- [課題の指示]:
1. 対象テキストによると、筆者の家の東側は何になっていますか。
2. 対象テキストのうち「外部にコンセントがあると、庭」から始まり「トも設置したいと思いました。」で終わる部分を、「バーベキュー」を「焼き肉」に書き換えて記してください。

こりゃ失敗だ…家づくりで「コンセントの位置」に後悔。住んで気づいた電源と水栓の“メリット・デメリット”
注文住宅を建てるとき、意外と重要なのが「屋外設備」。一昨年の8月に2階建ての自宅を建てたライターは、自らの経験から「コンセントの配置や水栓の数は暮らしやすさを大きく左右する」と語ります。今回、ライターが屋外につけるコンセントと水栓の「メリット」と、住んでみて気づいた「まさかの失敗」について詳しく語ります。

設備1:掃除にレジャーに大活躍する「外部コンセント」

筆者の家は四角い土地の北西側に建物を寄せました。空いた南側の部分は細長い庭となり、東側は縦列駐車2台分の駐車場となっています(図面参照)。
外部にコンセントがあると、庭仕事やクルマの掃除などの際に便利です。夏にはバーベキュー、冬にはクリスマスのイルミネーションなどにも利用できます。適切な場所に適切な数の電源を用意できると、暮らしがより快適に楽しいものになります。
●外部コンセントを設置する理想の位置
筆者が外部コンセントを計画する際に、まず必要だと考えたのは、防犯カメラ用の高い位置にあるコンセントです。また、それとは別に、ホットプレートで簡単なバーベキューをするため、手元で扱える高さにあるコンセントも設置したいと思いました。
そこで、南の庭に面した外壁には、高い位置に設置した防犯カメラで使うコンセントのほか、濡れ縁の脇の低い位置にもコンセントをつけることに。

コレクションから抽出したデータ
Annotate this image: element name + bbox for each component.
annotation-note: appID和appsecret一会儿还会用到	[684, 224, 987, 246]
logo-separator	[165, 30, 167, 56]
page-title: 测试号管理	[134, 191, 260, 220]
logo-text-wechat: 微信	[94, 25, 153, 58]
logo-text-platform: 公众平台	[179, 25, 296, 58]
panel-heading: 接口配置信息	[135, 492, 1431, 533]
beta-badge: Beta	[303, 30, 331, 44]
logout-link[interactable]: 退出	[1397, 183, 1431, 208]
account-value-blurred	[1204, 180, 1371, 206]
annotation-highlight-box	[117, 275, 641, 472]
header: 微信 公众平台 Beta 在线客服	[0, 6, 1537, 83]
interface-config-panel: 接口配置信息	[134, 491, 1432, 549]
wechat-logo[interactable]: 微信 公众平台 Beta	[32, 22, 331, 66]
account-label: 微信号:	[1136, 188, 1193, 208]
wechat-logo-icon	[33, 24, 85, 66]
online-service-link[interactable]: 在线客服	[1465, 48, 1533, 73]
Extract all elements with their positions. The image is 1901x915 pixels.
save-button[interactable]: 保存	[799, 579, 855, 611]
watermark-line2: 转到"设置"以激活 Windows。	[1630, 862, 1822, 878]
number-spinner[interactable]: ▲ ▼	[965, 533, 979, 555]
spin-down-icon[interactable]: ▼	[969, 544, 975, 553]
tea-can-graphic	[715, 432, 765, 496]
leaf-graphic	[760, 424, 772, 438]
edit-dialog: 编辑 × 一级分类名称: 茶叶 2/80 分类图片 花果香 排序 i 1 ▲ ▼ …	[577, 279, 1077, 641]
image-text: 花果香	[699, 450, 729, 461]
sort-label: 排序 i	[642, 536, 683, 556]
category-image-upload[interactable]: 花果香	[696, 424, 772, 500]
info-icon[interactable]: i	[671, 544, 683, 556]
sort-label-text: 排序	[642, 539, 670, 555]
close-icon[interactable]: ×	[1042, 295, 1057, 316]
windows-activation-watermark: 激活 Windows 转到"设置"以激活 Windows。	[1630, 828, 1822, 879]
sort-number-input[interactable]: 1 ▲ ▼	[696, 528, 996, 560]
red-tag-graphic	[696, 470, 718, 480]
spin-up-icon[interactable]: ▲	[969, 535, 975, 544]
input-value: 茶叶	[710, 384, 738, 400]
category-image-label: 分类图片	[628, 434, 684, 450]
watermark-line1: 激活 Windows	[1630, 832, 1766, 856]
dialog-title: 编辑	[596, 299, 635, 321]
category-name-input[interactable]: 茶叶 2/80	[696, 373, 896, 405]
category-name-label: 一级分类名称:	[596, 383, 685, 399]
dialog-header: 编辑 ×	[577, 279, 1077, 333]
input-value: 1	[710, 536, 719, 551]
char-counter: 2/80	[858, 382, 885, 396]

- [解答例]:
1. 縦列駐車2台分の駐車場です。

2.
外部にコンセントがあると、庭仕事やクルマの掃除などの際に便利です。夏には焼き肉、冬にはクリスマスのイルミネーションなどにも利用できます。適切な場所に適切な数の電源を用意できると、暮らしがより快適に楽しいものになります。
●外部コンセントを設置する理想の位置
筆者が外部コンセントを計画する際に、まず必要だと考えたのは、防犯カメラ用の高い位置にあるコンセントです。また、それとは別に、ホットプレートで簡単な焼き肉をするため、手元で扱える高さにあるコンセントも設置したいと思いました。